- [TASK BRIEF]: Work out how many lines of the data below hold the string "seperti". Answer with that number alone.

[Data entries]
Content starts

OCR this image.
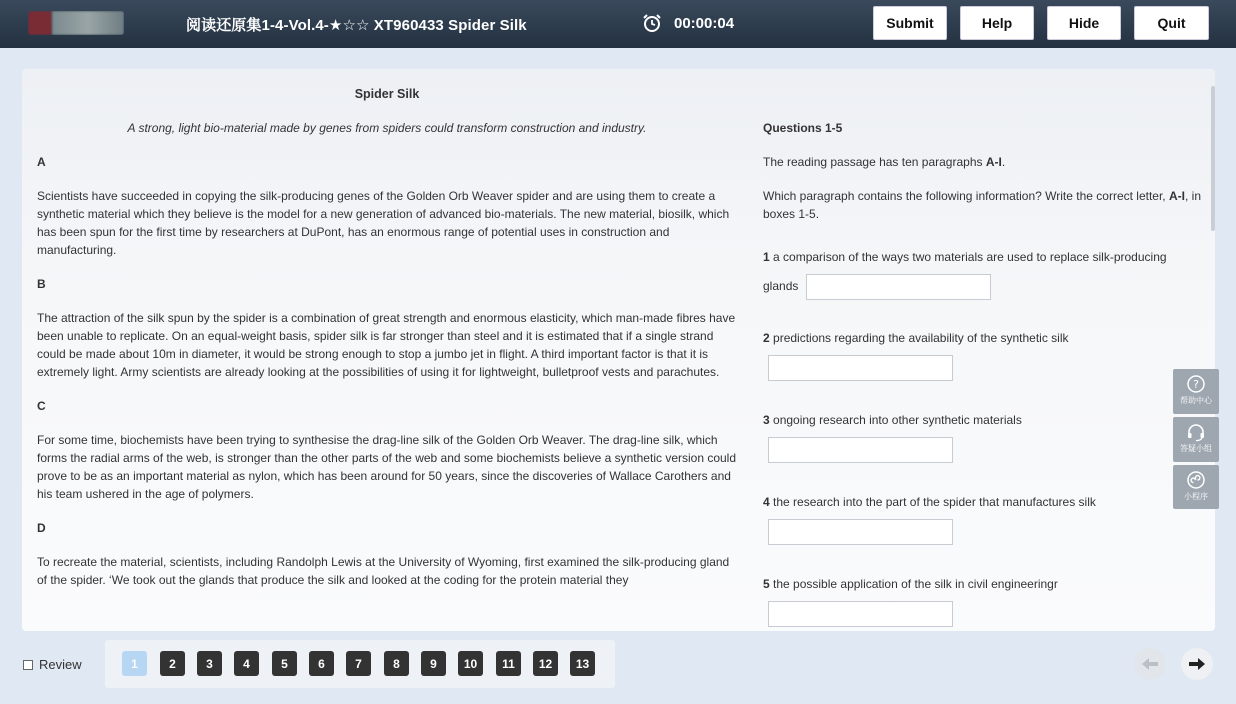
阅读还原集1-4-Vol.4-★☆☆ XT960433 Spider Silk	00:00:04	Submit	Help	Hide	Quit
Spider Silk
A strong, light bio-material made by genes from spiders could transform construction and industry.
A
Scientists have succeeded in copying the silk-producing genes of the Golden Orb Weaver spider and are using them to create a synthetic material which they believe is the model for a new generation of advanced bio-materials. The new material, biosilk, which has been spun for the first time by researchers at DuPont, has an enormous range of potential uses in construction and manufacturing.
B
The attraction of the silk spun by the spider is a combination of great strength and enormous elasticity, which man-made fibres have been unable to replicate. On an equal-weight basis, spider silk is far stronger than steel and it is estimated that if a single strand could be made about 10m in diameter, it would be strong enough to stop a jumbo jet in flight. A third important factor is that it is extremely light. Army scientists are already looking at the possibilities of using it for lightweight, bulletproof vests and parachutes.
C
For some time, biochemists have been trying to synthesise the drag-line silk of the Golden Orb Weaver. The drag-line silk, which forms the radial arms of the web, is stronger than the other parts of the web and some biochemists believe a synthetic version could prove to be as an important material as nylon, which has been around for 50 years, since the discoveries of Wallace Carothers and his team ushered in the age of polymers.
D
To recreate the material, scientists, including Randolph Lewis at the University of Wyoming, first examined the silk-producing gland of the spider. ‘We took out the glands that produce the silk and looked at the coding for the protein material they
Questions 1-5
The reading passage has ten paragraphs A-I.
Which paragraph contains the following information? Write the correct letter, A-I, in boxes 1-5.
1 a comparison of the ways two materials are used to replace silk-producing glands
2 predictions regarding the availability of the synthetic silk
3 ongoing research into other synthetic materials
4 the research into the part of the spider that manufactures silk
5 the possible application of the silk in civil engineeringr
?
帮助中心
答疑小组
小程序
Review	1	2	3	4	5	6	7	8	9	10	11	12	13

Content ends
Content starts

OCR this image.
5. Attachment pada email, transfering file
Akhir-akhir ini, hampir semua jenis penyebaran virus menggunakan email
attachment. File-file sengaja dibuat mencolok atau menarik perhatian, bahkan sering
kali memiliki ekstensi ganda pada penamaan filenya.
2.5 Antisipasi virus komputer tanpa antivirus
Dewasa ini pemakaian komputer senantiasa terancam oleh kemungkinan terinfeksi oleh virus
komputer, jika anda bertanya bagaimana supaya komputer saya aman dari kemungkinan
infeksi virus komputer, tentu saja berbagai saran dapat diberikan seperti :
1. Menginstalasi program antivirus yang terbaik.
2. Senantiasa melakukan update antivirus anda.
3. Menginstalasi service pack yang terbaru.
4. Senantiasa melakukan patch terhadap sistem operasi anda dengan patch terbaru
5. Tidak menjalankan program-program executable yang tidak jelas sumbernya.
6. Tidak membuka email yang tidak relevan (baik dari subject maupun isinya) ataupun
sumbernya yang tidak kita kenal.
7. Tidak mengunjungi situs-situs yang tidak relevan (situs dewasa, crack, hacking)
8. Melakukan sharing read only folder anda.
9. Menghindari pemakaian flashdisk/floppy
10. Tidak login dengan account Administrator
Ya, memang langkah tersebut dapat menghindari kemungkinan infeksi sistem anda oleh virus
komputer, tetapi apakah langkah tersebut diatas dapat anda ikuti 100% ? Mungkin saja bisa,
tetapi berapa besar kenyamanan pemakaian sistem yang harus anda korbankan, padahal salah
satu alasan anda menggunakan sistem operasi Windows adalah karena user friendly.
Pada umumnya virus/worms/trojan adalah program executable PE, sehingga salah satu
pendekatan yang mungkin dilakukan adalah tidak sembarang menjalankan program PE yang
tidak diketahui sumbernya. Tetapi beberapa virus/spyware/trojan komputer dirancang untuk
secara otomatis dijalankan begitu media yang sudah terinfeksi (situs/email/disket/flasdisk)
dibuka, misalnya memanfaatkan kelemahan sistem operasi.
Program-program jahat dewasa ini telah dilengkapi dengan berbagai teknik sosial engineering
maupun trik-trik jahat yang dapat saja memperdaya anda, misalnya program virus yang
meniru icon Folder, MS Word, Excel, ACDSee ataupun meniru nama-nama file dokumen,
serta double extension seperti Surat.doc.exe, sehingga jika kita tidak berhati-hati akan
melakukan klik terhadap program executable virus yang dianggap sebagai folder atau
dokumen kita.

Content ends

- [EXPECTED ANSWER]: 2